/---
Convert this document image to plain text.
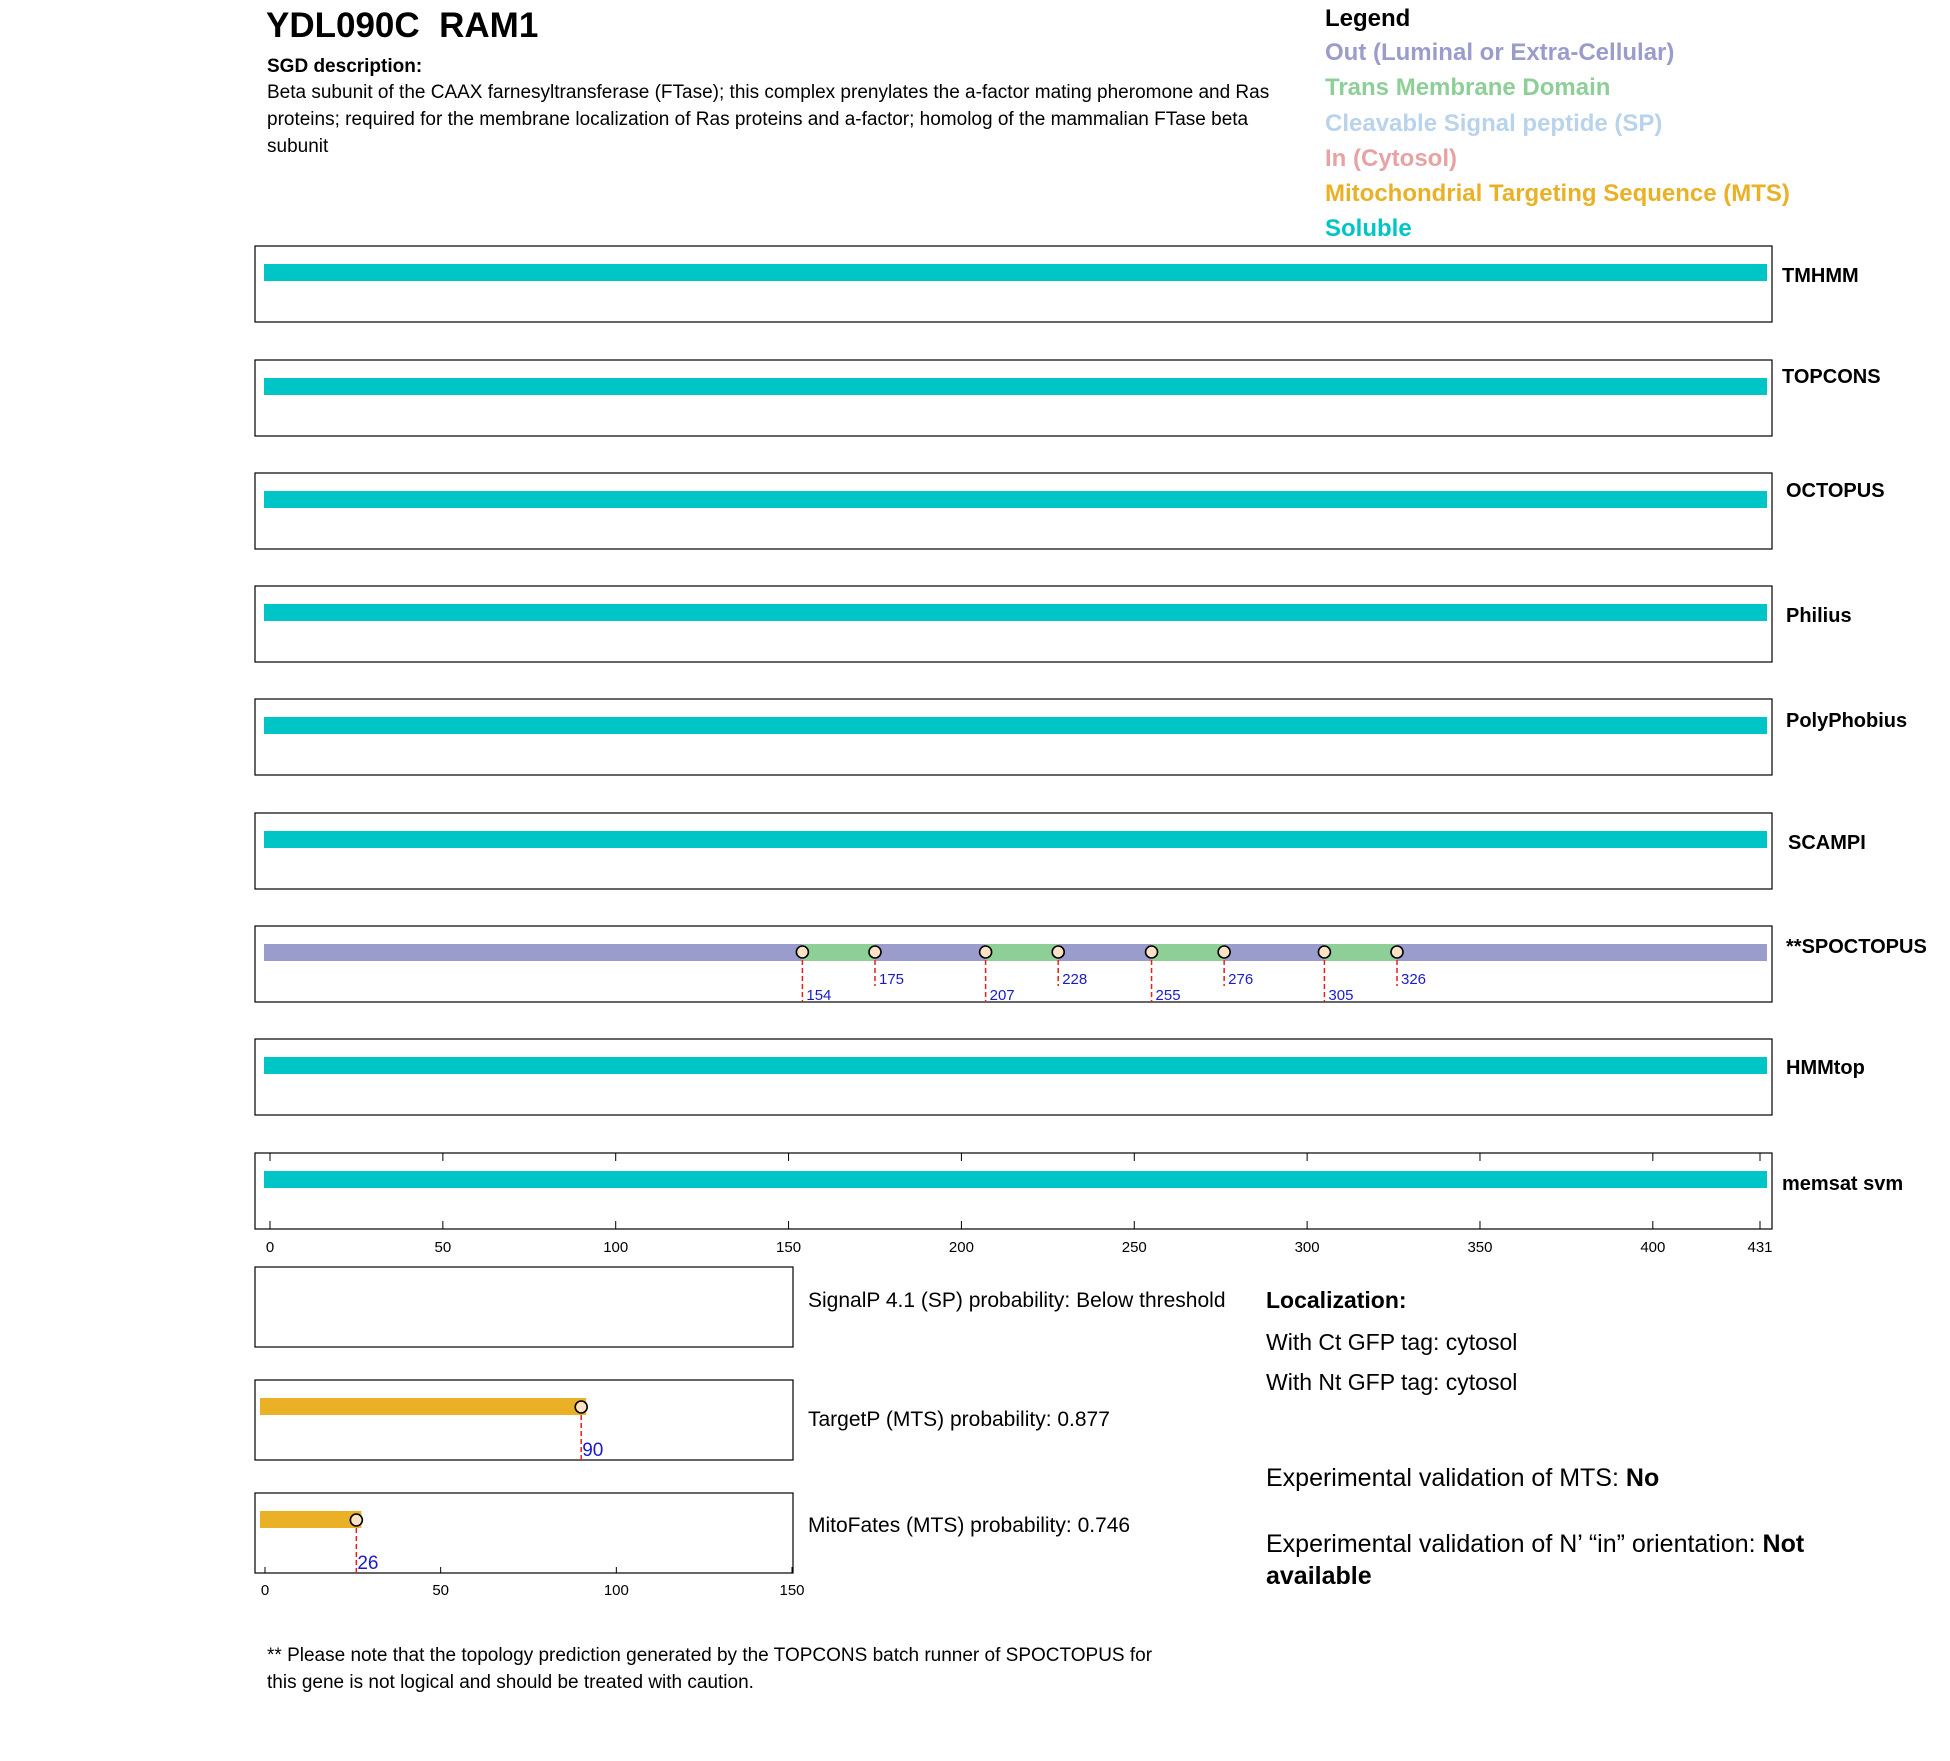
YDL090C  RAM1
SGD description:
Beta subunit of the CAAX farnesyltransferase (FTase); this complex prenylates the a-factor mating pheromone and Ras proteins; required for the membrane localization of Ras proteins and a-factor; homolog of the mammalian FTase beta subunit
Legend
Out (Luminal or Extra-Cellular)
Trans Membrane Domain
Cleavable Signal peptide (SP)
In (Cytosol)
Mitochondrial Targeting Sequence (MTS)
Soluble
TMHMM
TOPCONS
OCTOPUS
Philius
PolyPhobius
SCAMPI
154
175
207
228
255
276
305
326
**SPOCTOPUS
HMMtop
memsat svm
0	50	100	150	200	250	300	350	400	431
90
26
0	50	100	150
SignalP 4.1 (SP) probability: Below threshold
TargetP (MTS) probability: 0.877
MitoFates (MTS) probability: 0.746
Localization:
With Ct GFP tag: cytosol
With Nt GFP tag: cytosol
Experimental validation of MTS: No
Experimental validation of N’ “in” orientation: Not
available
** Please note that the topology prediction generated by the TOPCONS batch runner of SPOCTOPUS for this gene is not logical and should be treated with caution.
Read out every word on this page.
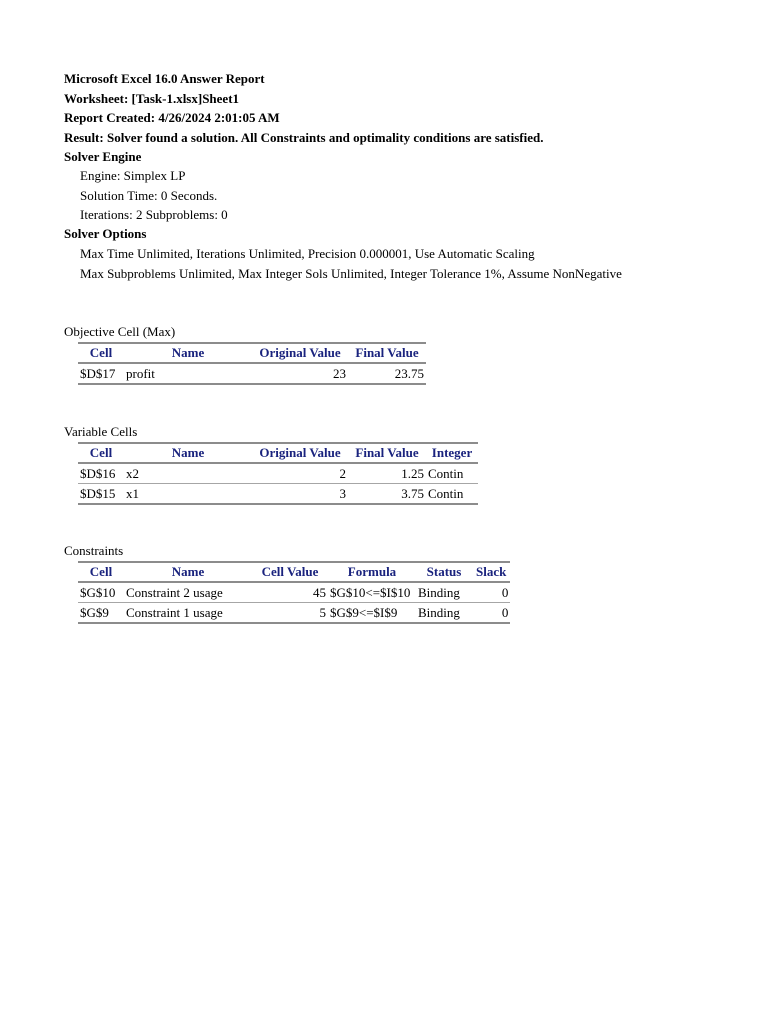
Microsoft Excel 16.0 Answer Report
Worksheet: [Task-1.xlsx]Sheet1
Report Created: 4/26/2024 2:01:05 AM
Result: Solver found a solution. All Constraints and optimality conditions are satisfied.
Solver Engine
Engine: Simplex LP
Solution Time: 0 Seconds.
Iterations: 2 Subproblems: 0
Solver Options
Max Time Unlimited, Iterations Unlimited, Precision 0.000001, Use Automatic Scaling
Max Subproblems Unlimited, Max Integer Sols Unlimited, Integer Tolerance 1%, Assume NonNegative
Objective Cell (Max)
Cell	Name	Original Value	Final Value
$D$17	profit	23	23.75
Variable Cells
Cell	Name	Original Value	Final Value	Integer
$D$16	x2	2	1.25	Contin
$D$15	x1	3	3.75	Contin
Constraints
Cell	Name	Cell Value	Formula	Status	Slack
$G$10	Constraint 2 usage	45	$G$10<=$I$10	Binding	0
$G$9	Constraint 1 usage	5	$G$9<=$I$9	Binding	0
\---
Task brief: Would you show each line of the material above that contains the string "Experimental"?

Answer to the problem:
Experimental validation of MTS: No
Experimental validation of N’ “in” orientation: Not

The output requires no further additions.